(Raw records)
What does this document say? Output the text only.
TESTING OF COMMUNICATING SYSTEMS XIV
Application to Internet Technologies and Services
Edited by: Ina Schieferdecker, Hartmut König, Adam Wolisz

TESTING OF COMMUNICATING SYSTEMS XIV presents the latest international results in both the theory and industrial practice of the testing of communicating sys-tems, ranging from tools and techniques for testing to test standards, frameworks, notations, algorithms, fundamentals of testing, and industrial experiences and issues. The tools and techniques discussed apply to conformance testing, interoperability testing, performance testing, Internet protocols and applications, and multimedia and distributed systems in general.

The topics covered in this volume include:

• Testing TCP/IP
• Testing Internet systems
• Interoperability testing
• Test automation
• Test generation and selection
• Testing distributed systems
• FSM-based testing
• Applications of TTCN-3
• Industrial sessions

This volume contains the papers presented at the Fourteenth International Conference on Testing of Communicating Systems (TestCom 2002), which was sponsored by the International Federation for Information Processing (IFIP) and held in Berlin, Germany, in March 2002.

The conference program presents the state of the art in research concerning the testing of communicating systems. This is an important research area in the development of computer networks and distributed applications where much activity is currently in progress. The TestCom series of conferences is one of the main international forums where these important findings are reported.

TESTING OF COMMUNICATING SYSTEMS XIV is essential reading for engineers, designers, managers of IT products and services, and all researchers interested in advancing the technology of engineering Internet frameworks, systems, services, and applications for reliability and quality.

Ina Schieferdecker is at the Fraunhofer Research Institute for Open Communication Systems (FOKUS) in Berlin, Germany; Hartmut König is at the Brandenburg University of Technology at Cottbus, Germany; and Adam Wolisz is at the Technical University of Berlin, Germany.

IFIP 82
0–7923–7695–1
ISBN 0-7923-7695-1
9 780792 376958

WHAT IS NEEDED: Write out every entry exactly as given.

TASK ANSWER:
What does this document say? Output the text only.
TESTING OF COMMUNICATING SYSTEMS XIV
Application to Internet Technologies and Services
Edited by: Ina Schieferdecker, Hartmut König, Adam Wolisz

TESTING OF COMMUNICATING SYSTEMS XIV presents the latest international results in both the theory and industrial practice of the testing of communicating sys-tems, ranging from tools and techniques for testing to test standards, frameworks, notations, algorithms, fundamentals of testing, and industrial experiences and issues. The tools and techniques discussed apply to conformance testing, interoperability testing, performance testing, Internet protocols and applications, and multimedia and distributed systems in general.

The topics covered in this volume include:

• Testing TCP/IP
• Testing Internet systems
• Interoperability testing
• Test automation
• Test generation and selection
• Testing distributed systems
• FSM-based testing
• Applications of TTCN-3
• Industrial sessions

This volume contains the papers presented at the Fourteenth International Conference on Testing of Communicating Systems (TestCom 2002), which was sponsored by the International Federation for Information Processing (IFIP) and held in Berlin, Germany, in March 2002.

The conference program presents the state of the art in research concerning the testing of communicating systems. This is an important research area in the development of computer networks and distributed applications where much activity is currently in progress. The TestCom series of conferences is one of the main international forums where these important findings are reported.

TESTING OF COMMUNICATING SYSTEMS XIV is essential reading for engineers, designers, managers of IT products and services, and all researchers interested in advancing the technology of engineering Internet frameworks, systems, services, and applications for reliability and quality.

Ina Schieferdecker is at the Fraunhofer Research Institute for Open Communication Systems (FOKUS) in Berlin, Germany; Hartmut König is at the Brandenburg University of Technology at Cottbus, Germany; and Adam Wolisz is at the Technical University of Berlin, Germany.

IFIP 82
0–7923–7695–1
ISBN 0-7923-7695-1
9 780792 376958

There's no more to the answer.